[Saved entries]
########################################

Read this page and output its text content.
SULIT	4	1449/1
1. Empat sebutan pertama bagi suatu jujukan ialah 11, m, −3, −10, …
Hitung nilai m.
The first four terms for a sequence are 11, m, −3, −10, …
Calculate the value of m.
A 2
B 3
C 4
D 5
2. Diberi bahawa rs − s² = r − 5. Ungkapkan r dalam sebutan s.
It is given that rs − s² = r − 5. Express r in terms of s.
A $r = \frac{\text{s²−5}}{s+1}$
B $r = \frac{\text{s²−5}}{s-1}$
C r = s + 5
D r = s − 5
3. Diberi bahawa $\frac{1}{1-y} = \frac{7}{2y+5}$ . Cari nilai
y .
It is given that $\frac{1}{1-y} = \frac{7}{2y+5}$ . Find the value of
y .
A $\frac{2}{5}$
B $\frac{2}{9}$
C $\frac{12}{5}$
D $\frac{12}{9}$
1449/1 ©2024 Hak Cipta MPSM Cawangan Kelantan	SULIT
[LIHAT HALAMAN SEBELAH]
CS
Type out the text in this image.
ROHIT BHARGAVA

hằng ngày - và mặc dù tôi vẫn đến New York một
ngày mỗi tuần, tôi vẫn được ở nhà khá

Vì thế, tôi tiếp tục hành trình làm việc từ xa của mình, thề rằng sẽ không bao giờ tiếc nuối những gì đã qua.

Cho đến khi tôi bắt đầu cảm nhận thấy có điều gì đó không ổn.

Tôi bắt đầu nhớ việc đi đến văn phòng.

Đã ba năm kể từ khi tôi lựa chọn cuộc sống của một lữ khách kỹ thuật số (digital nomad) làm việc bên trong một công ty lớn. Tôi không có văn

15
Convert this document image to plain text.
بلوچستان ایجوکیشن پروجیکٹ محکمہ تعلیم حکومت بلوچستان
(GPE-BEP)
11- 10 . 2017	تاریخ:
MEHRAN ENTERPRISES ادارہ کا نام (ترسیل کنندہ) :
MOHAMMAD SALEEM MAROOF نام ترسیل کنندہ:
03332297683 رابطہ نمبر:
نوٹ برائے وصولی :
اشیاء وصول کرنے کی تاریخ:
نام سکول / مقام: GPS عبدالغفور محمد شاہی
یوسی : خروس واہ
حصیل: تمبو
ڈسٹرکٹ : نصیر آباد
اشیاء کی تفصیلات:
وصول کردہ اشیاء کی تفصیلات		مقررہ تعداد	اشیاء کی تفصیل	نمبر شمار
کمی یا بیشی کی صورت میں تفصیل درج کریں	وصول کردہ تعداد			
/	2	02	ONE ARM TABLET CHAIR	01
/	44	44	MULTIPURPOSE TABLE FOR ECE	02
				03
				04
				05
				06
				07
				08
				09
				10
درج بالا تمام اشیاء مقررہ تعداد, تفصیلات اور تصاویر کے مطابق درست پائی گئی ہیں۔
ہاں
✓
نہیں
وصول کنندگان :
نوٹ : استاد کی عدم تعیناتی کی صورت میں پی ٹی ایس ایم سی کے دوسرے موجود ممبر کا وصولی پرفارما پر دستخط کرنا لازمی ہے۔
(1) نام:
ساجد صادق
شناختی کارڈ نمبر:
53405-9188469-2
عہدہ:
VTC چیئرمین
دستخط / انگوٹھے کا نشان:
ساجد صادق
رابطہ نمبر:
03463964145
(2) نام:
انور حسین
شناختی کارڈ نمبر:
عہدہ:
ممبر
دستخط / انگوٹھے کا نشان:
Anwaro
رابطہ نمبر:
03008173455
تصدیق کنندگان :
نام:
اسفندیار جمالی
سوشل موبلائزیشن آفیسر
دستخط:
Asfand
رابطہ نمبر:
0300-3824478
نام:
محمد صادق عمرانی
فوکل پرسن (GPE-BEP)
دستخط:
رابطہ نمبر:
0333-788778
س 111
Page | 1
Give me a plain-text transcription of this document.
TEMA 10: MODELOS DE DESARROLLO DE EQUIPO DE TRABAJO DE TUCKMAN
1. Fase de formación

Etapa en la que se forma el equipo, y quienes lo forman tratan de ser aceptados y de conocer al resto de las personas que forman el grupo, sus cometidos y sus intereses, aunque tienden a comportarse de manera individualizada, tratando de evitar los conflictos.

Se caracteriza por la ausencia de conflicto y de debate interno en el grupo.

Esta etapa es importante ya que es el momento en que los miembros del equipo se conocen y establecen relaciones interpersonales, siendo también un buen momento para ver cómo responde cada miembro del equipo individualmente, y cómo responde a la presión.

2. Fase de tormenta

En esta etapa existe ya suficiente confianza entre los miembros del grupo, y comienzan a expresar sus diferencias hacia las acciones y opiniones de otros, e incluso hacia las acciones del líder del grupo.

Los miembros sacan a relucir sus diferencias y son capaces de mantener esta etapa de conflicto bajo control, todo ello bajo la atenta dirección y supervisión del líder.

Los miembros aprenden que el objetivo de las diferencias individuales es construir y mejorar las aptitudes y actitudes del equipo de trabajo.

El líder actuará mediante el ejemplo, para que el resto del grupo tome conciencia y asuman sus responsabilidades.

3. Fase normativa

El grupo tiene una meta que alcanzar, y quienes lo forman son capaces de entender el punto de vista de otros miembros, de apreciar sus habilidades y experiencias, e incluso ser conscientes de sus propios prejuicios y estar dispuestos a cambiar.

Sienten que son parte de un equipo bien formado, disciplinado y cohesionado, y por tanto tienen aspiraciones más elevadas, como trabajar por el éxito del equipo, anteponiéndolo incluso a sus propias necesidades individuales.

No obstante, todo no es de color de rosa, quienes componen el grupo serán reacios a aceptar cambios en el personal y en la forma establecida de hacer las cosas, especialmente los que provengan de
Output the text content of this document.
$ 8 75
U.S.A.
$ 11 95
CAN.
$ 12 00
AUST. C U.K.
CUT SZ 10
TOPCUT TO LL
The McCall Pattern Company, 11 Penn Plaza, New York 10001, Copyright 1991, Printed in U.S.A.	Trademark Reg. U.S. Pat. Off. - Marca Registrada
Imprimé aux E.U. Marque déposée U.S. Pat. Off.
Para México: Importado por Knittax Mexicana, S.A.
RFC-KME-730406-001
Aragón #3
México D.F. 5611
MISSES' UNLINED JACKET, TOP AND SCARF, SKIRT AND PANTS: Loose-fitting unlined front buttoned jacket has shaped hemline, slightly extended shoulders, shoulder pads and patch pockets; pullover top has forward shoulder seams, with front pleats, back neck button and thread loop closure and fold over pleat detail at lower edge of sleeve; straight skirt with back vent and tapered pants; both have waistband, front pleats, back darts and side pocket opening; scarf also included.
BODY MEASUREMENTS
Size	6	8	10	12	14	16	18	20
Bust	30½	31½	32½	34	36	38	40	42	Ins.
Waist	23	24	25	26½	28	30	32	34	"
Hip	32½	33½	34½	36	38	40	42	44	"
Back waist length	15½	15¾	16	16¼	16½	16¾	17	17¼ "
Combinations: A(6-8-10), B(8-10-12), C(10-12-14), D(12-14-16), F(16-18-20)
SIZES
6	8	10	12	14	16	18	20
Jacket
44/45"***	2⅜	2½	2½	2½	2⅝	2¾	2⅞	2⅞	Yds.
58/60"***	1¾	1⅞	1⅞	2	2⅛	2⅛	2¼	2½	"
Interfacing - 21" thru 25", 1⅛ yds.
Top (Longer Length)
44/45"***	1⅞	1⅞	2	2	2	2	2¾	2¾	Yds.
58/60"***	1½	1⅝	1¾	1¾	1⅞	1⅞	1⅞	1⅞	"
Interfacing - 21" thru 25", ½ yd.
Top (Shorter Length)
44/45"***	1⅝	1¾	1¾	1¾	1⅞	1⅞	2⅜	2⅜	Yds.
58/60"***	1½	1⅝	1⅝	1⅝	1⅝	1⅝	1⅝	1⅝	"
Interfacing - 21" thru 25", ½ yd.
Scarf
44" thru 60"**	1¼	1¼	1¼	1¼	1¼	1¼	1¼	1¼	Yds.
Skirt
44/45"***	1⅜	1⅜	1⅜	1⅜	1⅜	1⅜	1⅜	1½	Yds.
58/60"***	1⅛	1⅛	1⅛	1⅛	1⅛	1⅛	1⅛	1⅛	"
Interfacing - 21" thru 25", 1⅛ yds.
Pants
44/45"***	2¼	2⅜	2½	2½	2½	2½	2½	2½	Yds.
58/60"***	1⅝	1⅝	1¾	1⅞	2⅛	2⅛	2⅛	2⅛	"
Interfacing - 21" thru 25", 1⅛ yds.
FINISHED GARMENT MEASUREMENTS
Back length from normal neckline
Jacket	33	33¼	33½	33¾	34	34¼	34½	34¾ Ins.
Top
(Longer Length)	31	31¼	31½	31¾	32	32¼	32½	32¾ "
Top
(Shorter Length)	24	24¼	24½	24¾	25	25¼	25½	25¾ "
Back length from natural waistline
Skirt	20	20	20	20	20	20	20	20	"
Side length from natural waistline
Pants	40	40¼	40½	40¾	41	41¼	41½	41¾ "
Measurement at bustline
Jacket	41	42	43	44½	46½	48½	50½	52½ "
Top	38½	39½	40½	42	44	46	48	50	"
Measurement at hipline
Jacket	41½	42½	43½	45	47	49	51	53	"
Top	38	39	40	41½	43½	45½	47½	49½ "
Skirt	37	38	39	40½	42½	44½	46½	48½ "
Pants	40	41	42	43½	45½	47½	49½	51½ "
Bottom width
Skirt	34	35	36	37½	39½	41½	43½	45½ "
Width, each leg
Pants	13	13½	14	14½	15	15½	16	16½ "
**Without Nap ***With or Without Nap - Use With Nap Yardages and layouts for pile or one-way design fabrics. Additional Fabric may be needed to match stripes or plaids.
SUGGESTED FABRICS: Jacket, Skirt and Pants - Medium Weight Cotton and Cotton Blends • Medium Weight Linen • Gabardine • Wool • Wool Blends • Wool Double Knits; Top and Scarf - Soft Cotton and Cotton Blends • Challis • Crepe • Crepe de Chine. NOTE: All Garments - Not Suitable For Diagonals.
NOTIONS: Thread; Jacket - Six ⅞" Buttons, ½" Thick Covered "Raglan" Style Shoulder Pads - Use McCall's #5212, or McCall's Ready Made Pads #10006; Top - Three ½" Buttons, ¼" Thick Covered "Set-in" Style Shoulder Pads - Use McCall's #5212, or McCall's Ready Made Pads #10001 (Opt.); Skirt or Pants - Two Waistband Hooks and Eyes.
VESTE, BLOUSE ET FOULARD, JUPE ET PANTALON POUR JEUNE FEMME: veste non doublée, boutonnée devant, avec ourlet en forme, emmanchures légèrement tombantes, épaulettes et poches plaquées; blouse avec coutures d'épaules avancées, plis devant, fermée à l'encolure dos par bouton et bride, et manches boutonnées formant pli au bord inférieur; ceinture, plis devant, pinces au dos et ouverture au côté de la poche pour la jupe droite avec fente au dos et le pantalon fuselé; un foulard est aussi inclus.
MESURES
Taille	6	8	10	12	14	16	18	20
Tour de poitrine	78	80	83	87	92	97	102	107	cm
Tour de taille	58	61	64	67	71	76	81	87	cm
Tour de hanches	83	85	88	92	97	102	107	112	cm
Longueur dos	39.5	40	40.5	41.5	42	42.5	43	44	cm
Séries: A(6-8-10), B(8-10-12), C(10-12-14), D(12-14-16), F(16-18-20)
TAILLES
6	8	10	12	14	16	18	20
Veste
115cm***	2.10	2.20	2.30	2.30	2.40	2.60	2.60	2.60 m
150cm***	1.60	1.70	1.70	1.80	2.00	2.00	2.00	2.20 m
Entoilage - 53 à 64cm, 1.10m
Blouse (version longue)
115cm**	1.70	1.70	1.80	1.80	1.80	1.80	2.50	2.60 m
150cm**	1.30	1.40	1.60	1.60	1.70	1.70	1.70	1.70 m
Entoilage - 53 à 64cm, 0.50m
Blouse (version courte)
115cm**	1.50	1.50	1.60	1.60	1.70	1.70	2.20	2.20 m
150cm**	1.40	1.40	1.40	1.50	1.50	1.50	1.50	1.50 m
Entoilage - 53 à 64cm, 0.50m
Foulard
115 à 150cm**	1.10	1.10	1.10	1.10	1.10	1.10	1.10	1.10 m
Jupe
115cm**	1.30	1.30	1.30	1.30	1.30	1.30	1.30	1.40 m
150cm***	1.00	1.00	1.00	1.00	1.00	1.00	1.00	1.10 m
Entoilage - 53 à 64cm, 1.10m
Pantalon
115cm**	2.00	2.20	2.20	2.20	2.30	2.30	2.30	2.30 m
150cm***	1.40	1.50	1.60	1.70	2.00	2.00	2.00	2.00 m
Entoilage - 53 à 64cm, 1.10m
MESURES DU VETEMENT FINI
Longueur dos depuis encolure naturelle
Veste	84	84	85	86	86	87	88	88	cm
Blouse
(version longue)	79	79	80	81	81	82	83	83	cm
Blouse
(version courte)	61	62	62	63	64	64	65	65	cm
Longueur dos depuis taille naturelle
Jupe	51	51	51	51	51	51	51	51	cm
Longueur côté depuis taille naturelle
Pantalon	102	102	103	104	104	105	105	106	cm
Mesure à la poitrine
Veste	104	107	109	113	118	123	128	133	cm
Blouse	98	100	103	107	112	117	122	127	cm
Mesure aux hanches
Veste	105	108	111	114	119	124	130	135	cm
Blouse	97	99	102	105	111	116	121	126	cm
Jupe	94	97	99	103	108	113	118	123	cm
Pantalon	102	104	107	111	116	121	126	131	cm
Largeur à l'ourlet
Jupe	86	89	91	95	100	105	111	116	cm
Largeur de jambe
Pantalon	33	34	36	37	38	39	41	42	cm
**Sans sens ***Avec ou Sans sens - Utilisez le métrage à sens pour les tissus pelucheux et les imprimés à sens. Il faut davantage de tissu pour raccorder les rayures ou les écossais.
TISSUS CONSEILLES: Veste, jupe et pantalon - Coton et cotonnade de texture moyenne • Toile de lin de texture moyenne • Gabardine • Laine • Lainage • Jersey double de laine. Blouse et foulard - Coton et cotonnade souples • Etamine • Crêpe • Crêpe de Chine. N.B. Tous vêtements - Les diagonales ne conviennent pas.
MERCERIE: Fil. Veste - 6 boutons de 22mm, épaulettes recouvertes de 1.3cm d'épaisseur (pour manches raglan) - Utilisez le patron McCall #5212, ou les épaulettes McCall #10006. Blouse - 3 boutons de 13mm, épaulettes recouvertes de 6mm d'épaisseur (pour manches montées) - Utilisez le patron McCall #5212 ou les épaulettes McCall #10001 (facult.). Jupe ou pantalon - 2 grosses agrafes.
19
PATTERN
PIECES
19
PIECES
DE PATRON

########################################

**Set exercise:** From the listing, copy each line containing the word "مقررہ".

**Exercise answer:**
وصول کردہ اشیاء کی تفصیلات		مقررہ تعداد	اشیاء کی تفصیل	نمبر شمار
درج بالا تمام اشیاء مقررہ تعداد, تفصیلات اور تصاویر کے مطابق درست پائی گئی ہیں۔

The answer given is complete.